Task objective |
From first line to last, the records below are to be duplicated exactly.

Data records:
╔══
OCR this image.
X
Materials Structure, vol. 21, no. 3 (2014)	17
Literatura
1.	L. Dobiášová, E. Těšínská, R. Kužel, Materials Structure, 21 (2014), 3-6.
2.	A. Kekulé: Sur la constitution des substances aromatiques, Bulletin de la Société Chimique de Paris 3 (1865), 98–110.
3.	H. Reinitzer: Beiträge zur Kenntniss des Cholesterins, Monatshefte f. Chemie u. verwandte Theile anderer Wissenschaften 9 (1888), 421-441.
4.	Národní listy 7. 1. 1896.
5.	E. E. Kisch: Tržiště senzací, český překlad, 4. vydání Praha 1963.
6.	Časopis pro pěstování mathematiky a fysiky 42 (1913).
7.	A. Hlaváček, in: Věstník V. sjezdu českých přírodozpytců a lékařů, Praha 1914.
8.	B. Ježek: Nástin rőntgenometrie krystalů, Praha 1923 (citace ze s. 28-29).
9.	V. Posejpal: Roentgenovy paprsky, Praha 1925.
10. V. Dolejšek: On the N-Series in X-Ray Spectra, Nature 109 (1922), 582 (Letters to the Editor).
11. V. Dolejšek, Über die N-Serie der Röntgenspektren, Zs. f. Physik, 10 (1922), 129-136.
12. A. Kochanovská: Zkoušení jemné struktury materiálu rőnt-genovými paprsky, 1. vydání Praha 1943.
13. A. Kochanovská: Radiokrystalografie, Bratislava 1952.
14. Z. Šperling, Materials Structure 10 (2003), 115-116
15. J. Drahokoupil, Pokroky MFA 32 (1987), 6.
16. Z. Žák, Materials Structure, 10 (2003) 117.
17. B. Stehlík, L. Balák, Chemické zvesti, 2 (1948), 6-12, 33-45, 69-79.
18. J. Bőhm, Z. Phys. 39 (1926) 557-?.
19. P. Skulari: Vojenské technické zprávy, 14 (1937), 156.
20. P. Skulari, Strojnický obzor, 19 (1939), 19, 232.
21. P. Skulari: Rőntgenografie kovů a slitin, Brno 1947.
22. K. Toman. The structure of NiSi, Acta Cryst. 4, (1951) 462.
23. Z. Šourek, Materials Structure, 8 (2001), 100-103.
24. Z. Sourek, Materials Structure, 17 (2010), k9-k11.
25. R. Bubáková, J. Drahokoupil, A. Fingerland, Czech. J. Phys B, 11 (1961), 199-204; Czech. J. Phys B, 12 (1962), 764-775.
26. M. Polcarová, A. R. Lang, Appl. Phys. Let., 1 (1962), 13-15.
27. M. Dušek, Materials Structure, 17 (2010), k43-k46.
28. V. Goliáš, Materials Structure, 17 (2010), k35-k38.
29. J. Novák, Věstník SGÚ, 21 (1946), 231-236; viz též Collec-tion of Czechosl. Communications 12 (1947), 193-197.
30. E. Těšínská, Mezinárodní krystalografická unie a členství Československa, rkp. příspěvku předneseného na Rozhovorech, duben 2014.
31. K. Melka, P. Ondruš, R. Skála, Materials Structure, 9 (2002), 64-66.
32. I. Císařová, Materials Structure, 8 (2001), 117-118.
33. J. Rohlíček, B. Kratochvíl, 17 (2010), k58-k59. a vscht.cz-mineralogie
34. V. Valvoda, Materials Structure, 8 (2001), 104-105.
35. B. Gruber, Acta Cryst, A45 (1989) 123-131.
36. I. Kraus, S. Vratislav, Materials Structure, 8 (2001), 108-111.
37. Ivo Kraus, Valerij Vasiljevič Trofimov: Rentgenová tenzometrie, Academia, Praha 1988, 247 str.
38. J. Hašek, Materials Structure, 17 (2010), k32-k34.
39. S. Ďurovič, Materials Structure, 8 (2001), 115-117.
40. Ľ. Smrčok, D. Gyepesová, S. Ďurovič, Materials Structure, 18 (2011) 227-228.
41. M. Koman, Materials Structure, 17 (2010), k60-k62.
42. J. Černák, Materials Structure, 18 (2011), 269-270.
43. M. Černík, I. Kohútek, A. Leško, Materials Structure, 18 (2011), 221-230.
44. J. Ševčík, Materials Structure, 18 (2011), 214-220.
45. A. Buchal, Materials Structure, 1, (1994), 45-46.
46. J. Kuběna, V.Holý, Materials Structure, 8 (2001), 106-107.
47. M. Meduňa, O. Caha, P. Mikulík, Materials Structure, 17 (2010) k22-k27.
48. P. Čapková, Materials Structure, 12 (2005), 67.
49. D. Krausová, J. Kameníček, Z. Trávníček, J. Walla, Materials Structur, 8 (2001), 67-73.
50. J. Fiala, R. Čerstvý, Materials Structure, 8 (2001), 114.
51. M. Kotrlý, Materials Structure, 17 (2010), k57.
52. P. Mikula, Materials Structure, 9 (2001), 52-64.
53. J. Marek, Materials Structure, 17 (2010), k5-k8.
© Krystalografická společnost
╚══
Answer section |
OCR this image.
X
Materials Structure, vol. 21, no. 3 (2014)	17
Literatura
1.	L. Dobiášová, E. Těšínská, R. Kužel, Materials Structure, 21 (2014), 3-6.
2.	A. Kekulé: Sur la constitution des substances aromatiques, Bulletin de la Société Chimique de Paris 3 (1865), 98–110.
3.	H. Reinitzer: Beiträge zur Kenntniss des Cholesterins, Monatshefte f. Chemie u. verwandte Theile anderer Wissenschaften 9 (1888), 421-441.
4.	Národní listy 7. 1. 1896.
5.	E. E. Kisch: Tržiště senzací, český překlad, 4. vydání Praha 1963.
6.	Časopis pro pěstování mathematiky a fysiky 42 (1913).
7.	A. Hlaváček, in: Věstník V. sjezdu českých přírodozpytců a lékařů, Praha 1914.
8.	B. Ježek: Nástin rőntgenometrie krystalů, Praha 1923 (citace ze s. 28-29).
9.	V. Posejpal: Roentgenovy paprsky, Praha 1925.
10. V. Dolejšek: On the N-Series in X-Ray Spectra, Nature 109 (1922), 582 (Letters to the Editor).
11. V. Dolejšek, Über die N-Serie der Röntgenspektren, Zs. f. Physik, 10 (1922), 129-136.
12. A. Kochanovská: Zkoušení jemné struktury materiálu rőnt-genovými paprsky, 1. vydání Praha 1943.
13. A. Kochanovská: Radiokrystalografie, Bratislava 1952.
14. Z. Šperling, Materials Structure 10 (2003), 115-116
15. J. Drahokoupil, Pokroky MFA 32 (1987), 6.
16. Z. Žák, Materials Structure, 10 (2003) 117.
17. B. Stehlík, L. Balák, Chemické zvesti, 2 (1948), 6-12, 33-45, 69-79.
18. J. Bőhm, Z. Phys. 39 (1926) 557-?.
19. P. Skulari: Vojenské technické zprávy, 14 (1937), 156.
20. P. Skulari, Strojnický obzor, 19 (1939), 19, 232.
21. P. Skulari: Rőntgenografie kovů a slitin, Brno 1947.
22. K. Toman. The structure of NiSi, Acta Cryst. 4, (1951) 462.
23. Z. Šourek, Materials Structure, 8 (2001), 100-103.
24. Z. Sourek, Materials Structure, 17 (2010), k9-k11.
25. R. Bubáková, J. Drahokoupil, A. Fingerland, Czech. J. Phys B, 11 (1961), 199-204; Czech. J. Phys B, 12 (1962), 764-775.
26. M. Polcarová, A. R. Lang, Appl. Phys. Let., 1 (1962), 13-15.
27. M. Dušek, Materials Structure, 17 (2010), k43-k46.
28. V. Goliáš, Materials Structure, 17 (2010), k35-k38.
29. J. Novák, Věstník SGÚ, 21 (1946), 231-236; viz též Collec-tion of Czechosl. Communications 12 (1947), 193-197.
30. E. Těšínská, Mezinárodní krystalografická unie a členství Československa, rkp. příspěvku předneseného na Rozhovorech, duben 2014.
31. K. Melka, P. Ondruš, R. Skála, Materials Structure, 9 (2002), 64-66.
32. I. Císařová, Materials Structure, 8 (2001), 117-118.
33. J. Rohlíček, B. Kratochvíl, 17 (2010), k58-k59. a vscht.cz-mineralogie
34. V. Valvoda, Materials Structure, 8 (2001), 104-105.
35. B. Gruber, Acta Cryst, A45 (1989) 123-131.
36. I. Kraus, S. Vratislav, Materials Structure, 8 (2001), 108-111.
37. Ivo Kraus, Valerij Vasiljevič Trofimov: Rentgenová tenzometrie, Academia, Praha 1988, 247 str.
38. J. Hašek, Materials Structure, 17 (2010), k32-k34.
39. S. Ďurovič, Materials Structure, 8 (2001), 115-117.
40. Ľ. Smrčok, D. Gyepesová, S. Ďurovič, Materials Structure, 18 (2011) 227-228.
41. M. Koman, Materials Structure, 17 (2010), k60-k62.
42. J. Černák, Materials Structure, 18 (2011), 269-270.
43. M. Černík, I. Kohútek, A. Leško, Materials Structure, 18 (2011), 221-230.
44. J. Ševčík, Materials Structure, 18 (2011), 214-220.
45. A. Buchal, Materials Structure, 1, (1994), 45-46.
46. J. Kuběna, V.Holý, Materials Structure, 8 (2001), 106-107.
47. M. Meduňa, O. Caha, P. Mikulík, Materials Structure, 17 (2010) k22-k27.
48. P. Čapková, Materials Structure, 12 (2005), 67.
49. D. Krausová, J. Kameníček, Z. Trávníček, J. Walla, Materials Structur, 8 (2001), 67-73.
50. J. Fiala, R. Čerstvý, Materials Structure, 8 (2001), 114.
51. M. Kotrlý, Materials Structure, 17 (2010), k57.
52. P. Mikula, Materials Structure, 9 (2001), 52-64.
53. J. Marek, Materials Structure, 17 (2010), k5-k8.
© Krystalografická společnost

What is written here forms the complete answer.